_Problem details_: Pull every line containing "JSON" out of the material below.
* Begin Data in this exercise *
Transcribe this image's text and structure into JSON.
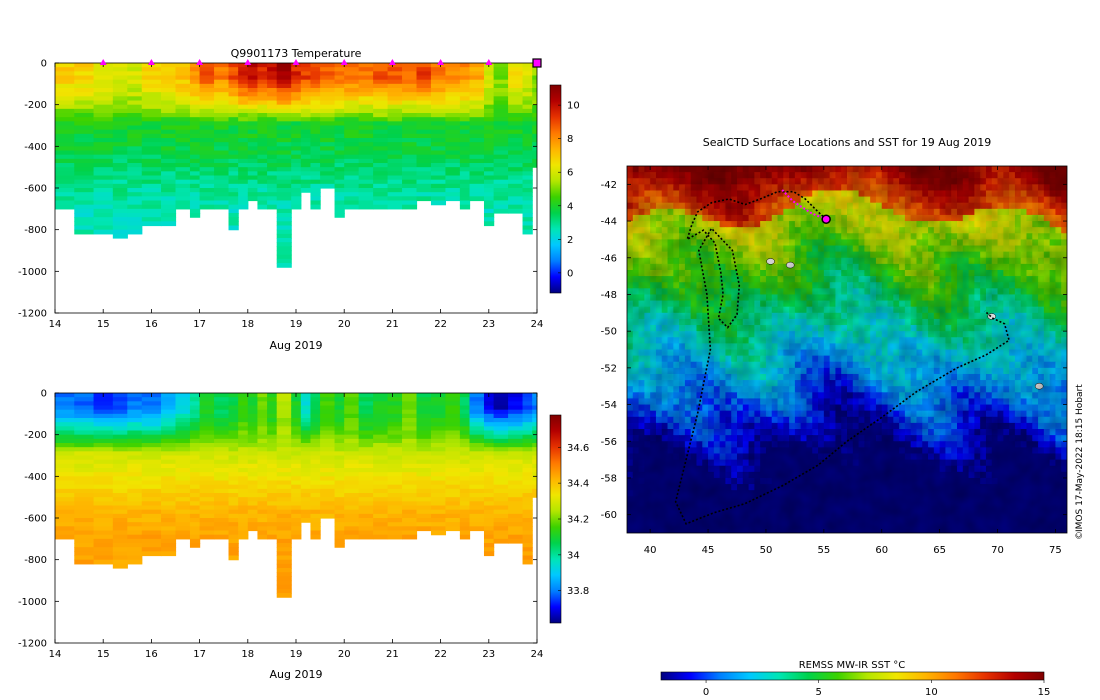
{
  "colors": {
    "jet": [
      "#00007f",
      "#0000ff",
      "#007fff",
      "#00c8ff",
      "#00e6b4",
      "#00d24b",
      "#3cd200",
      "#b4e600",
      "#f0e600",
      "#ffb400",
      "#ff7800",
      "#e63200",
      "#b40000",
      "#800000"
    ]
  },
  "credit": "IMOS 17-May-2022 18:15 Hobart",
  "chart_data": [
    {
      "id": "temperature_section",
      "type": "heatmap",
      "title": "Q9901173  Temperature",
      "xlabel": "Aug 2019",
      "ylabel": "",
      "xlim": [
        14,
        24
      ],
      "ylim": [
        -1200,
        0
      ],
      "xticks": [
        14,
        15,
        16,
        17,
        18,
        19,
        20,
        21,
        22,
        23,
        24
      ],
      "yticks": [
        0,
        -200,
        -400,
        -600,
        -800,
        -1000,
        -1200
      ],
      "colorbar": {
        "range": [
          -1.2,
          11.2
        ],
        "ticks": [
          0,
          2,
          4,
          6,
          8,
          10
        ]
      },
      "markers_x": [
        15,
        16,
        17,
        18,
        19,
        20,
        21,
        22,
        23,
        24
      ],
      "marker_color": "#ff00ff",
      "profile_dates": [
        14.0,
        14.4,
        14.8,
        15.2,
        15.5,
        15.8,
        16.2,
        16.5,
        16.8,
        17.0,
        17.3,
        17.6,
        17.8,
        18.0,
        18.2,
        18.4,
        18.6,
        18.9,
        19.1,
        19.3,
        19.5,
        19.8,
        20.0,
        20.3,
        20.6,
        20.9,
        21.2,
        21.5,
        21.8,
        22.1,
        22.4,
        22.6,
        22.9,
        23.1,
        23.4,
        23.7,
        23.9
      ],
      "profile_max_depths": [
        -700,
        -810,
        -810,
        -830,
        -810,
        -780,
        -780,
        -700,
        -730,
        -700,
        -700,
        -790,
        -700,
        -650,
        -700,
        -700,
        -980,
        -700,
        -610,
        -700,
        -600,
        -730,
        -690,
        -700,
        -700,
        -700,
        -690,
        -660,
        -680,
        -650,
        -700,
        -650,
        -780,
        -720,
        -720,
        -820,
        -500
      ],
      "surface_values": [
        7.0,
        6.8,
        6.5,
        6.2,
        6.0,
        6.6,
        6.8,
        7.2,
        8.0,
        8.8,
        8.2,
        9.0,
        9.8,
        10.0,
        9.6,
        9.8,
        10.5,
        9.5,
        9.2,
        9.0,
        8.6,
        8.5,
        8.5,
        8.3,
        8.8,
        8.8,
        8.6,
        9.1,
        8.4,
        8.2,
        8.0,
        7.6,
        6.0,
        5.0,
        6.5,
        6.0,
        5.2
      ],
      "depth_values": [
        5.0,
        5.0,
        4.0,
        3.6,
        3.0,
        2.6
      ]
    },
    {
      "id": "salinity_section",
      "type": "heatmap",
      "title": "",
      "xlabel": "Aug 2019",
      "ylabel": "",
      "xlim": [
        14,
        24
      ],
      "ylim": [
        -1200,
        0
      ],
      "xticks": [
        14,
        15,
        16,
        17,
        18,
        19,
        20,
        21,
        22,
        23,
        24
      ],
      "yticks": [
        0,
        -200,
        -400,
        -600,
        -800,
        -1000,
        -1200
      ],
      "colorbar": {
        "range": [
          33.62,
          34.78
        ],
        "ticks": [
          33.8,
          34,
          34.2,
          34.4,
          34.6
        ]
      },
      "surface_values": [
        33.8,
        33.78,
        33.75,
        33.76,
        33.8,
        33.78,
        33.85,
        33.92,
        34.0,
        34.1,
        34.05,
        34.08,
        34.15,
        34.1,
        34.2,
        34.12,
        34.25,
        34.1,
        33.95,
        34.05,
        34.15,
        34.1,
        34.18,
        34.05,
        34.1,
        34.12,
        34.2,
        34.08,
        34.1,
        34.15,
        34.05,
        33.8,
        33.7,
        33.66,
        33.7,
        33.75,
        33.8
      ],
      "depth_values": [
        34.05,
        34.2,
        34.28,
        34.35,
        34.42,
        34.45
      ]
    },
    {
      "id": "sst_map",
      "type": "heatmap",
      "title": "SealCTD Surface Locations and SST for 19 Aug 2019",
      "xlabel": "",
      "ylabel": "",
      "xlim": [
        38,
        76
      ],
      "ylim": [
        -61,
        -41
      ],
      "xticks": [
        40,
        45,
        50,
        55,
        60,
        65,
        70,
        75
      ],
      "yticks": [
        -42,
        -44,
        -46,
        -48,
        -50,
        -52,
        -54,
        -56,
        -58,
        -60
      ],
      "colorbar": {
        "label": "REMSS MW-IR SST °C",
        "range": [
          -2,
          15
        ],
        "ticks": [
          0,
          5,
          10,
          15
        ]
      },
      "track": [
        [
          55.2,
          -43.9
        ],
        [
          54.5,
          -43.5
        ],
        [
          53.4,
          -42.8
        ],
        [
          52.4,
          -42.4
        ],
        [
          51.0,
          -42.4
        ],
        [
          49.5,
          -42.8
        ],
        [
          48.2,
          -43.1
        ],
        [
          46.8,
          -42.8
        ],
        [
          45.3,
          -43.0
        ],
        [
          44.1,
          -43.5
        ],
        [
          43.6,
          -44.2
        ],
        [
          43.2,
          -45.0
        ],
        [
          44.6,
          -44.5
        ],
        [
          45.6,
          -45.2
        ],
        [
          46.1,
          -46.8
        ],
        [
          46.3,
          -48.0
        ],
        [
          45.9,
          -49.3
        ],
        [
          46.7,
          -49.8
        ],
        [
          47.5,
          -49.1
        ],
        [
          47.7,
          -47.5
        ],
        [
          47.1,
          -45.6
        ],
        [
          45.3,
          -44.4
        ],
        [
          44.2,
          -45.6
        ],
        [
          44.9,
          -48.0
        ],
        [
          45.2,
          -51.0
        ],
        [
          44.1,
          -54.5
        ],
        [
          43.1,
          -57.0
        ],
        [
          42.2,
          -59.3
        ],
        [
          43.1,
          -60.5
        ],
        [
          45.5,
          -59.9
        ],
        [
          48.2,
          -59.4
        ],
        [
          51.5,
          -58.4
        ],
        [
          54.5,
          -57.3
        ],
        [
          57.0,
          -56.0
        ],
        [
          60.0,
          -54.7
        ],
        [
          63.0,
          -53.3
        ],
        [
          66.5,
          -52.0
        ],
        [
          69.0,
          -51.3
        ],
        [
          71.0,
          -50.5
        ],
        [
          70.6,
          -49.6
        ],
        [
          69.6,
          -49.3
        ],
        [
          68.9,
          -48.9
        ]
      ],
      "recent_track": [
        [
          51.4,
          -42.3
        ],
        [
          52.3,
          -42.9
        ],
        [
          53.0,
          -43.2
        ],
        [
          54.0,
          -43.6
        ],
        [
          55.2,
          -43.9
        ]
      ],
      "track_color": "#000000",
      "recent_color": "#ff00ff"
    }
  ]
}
* End Data in this exercise *
* Begin Data in this exercise *
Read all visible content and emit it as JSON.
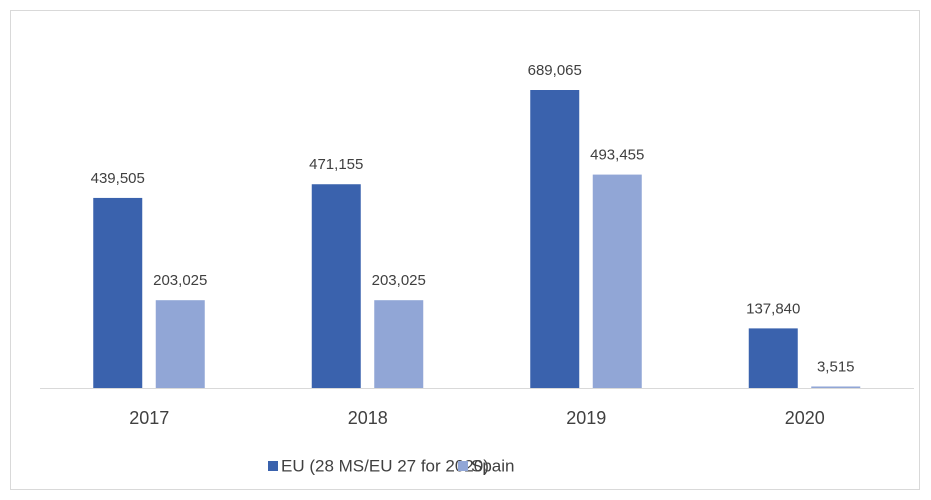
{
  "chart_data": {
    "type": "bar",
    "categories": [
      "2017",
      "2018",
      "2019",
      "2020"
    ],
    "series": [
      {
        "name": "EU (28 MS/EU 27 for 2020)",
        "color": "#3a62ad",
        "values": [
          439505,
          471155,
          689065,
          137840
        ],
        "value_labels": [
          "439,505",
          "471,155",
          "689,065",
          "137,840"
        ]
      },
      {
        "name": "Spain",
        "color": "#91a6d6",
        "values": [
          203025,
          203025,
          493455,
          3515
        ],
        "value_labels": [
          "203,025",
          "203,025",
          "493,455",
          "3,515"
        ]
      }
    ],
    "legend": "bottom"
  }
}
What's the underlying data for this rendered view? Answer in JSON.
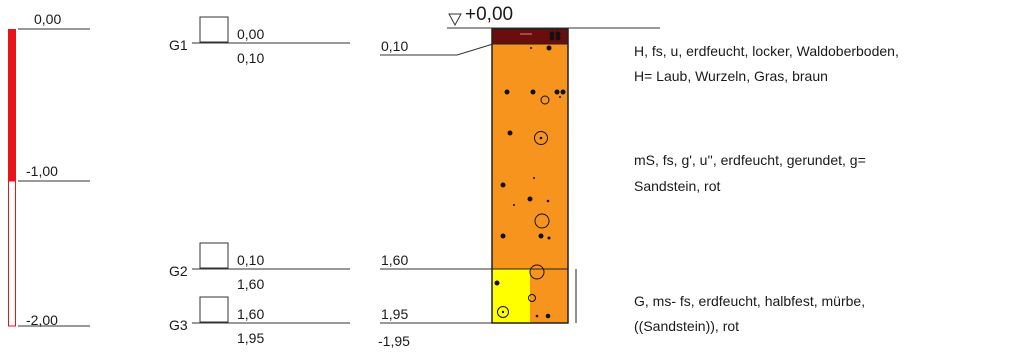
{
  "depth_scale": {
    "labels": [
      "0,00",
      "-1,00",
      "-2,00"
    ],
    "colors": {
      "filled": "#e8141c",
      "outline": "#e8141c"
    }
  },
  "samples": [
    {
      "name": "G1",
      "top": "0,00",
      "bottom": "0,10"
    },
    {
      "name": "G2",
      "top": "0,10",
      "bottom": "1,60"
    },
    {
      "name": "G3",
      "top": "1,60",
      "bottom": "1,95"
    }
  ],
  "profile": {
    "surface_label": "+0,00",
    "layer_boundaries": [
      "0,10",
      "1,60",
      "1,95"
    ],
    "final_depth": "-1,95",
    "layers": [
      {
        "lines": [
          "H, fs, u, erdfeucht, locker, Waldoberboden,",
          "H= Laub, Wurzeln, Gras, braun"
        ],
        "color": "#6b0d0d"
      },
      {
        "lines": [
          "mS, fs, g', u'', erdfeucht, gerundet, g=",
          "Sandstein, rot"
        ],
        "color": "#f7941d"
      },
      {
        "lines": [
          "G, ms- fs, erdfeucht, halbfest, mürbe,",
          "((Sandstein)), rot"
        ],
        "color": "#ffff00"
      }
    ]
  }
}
* End Data in this exercise *
* Begin Data in this exercise *
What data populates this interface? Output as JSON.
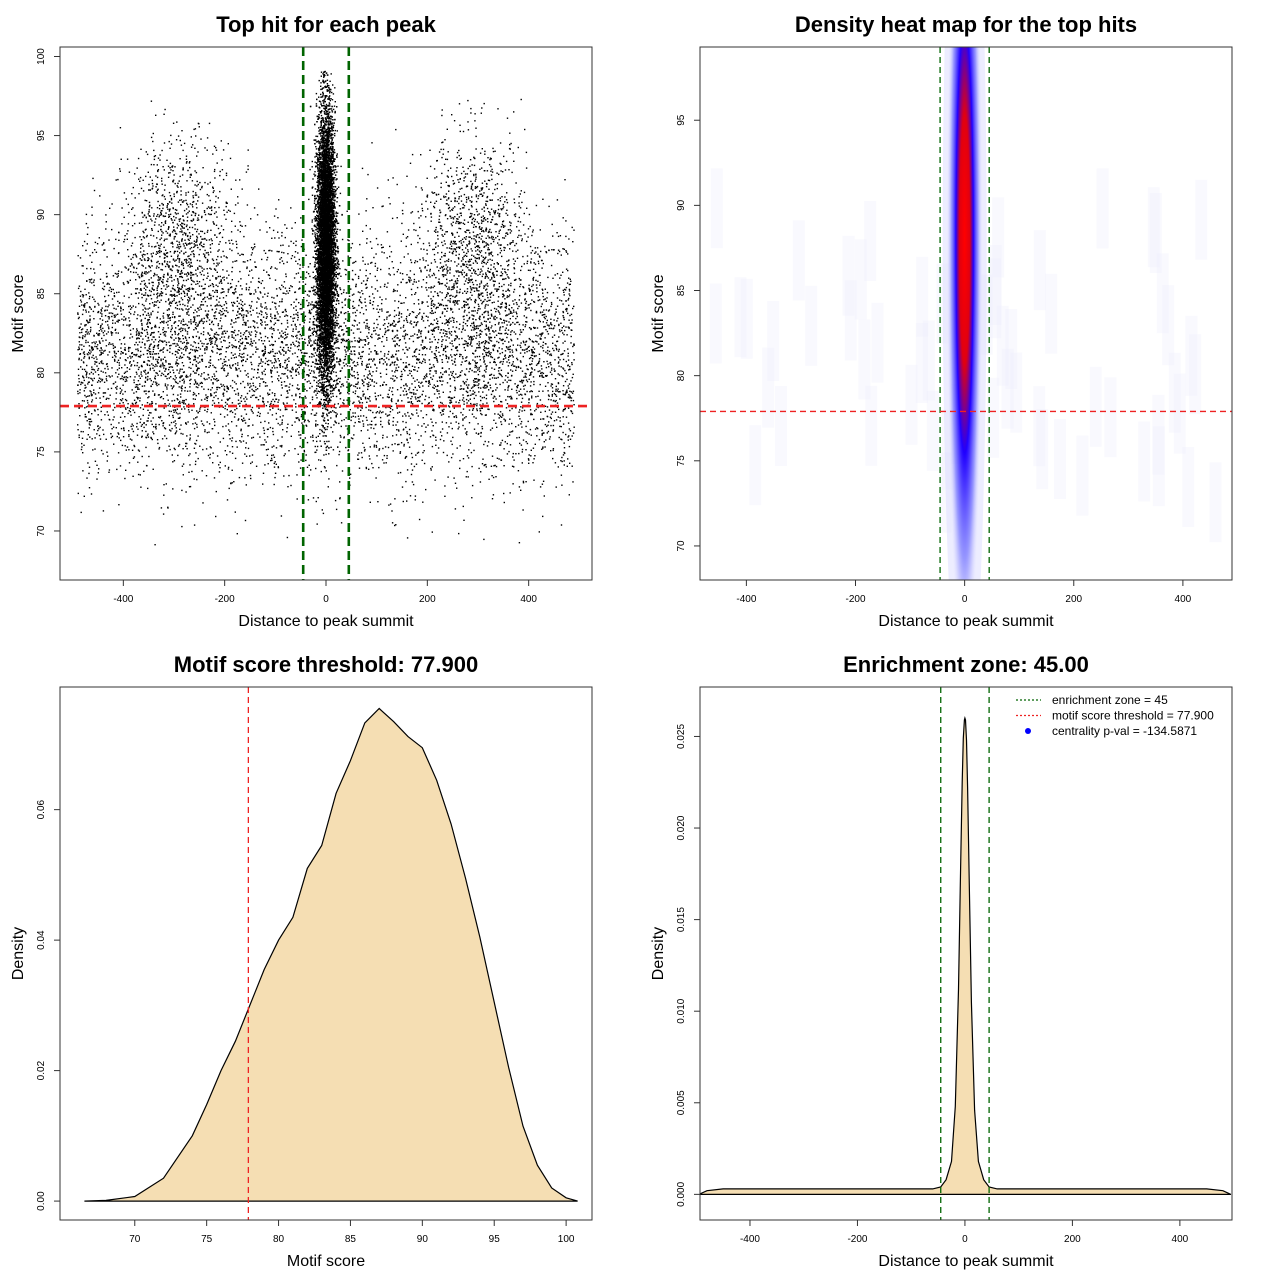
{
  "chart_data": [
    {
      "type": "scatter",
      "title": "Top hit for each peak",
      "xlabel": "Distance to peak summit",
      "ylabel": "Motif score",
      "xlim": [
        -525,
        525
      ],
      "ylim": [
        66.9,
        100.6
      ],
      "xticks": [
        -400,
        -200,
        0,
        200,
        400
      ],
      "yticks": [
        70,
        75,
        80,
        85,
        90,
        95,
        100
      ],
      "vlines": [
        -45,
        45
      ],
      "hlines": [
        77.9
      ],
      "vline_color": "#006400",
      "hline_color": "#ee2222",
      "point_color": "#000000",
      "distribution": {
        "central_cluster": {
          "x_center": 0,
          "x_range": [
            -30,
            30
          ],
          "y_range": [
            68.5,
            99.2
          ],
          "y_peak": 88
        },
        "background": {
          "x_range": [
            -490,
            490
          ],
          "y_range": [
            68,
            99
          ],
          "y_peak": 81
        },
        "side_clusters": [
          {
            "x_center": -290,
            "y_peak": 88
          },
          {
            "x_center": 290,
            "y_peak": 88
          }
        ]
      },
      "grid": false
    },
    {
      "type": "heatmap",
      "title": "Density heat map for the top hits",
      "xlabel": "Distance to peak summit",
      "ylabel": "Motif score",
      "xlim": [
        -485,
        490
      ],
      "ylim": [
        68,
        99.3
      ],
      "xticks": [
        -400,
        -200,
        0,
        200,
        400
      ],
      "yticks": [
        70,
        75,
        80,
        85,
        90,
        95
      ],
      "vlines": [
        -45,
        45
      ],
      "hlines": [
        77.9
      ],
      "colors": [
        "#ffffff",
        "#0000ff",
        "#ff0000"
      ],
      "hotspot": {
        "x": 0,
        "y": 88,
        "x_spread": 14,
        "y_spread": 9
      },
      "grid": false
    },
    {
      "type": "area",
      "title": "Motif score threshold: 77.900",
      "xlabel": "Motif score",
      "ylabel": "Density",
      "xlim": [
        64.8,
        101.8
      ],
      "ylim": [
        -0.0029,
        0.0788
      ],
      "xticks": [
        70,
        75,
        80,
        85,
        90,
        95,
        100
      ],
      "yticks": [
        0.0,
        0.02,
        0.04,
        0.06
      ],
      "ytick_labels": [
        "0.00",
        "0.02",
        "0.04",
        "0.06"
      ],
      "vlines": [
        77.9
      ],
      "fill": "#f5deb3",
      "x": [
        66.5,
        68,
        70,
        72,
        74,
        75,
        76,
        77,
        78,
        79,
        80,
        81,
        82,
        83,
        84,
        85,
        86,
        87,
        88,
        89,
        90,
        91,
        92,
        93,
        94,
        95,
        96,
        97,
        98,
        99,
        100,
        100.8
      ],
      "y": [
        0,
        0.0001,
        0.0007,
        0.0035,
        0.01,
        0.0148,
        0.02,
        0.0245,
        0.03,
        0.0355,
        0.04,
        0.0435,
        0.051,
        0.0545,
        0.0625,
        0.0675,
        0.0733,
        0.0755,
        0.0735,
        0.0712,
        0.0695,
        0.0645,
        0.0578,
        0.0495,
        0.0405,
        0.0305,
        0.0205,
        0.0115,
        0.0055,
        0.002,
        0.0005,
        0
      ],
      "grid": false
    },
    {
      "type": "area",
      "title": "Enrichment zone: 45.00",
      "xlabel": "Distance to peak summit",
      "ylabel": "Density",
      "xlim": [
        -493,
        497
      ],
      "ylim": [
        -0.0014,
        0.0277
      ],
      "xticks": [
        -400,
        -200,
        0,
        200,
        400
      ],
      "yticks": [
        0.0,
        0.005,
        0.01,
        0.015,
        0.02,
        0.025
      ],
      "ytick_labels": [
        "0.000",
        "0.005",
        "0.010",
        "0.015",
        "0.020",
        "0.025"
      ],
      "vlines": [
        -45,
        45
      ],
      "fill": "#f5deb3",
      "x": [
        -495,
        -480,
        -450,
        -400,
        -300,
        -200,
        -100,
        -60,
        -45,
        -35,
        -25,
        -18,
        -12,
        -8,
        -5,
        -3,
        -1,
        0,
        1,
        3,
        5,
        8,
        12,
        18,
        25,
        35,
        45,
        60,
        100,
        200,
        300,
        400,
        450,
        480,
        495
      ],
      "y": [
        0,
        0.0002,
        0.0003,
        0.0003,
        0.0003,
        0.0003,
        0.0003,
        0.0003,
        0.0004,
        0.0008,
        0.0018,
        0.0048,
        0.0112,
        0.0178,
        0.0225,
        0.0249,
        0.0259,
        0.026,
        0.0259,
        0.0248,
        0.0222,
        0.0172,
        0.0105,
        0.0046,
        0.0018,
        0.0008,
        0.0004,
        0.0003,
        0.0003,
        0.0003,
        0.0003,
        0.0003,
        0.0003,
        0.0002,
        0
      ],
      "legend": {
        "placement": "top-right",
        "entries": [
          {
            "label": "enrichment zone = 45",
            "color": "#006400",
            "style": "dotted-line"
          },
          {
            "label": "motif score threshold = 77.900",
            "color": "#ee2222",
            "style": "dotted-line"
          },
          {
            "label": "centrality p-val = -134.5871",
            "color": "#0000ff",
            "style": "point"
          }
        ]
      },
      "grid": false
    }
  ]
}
* End Data in this exercise *
_Complete answer_:
Transcribe this image's text and structure into JSON.
Read all visible content and emit it as JSON.
What's the underlying data for this rendered view? Answer in JSON.
What data populates this interface? Output as JSON.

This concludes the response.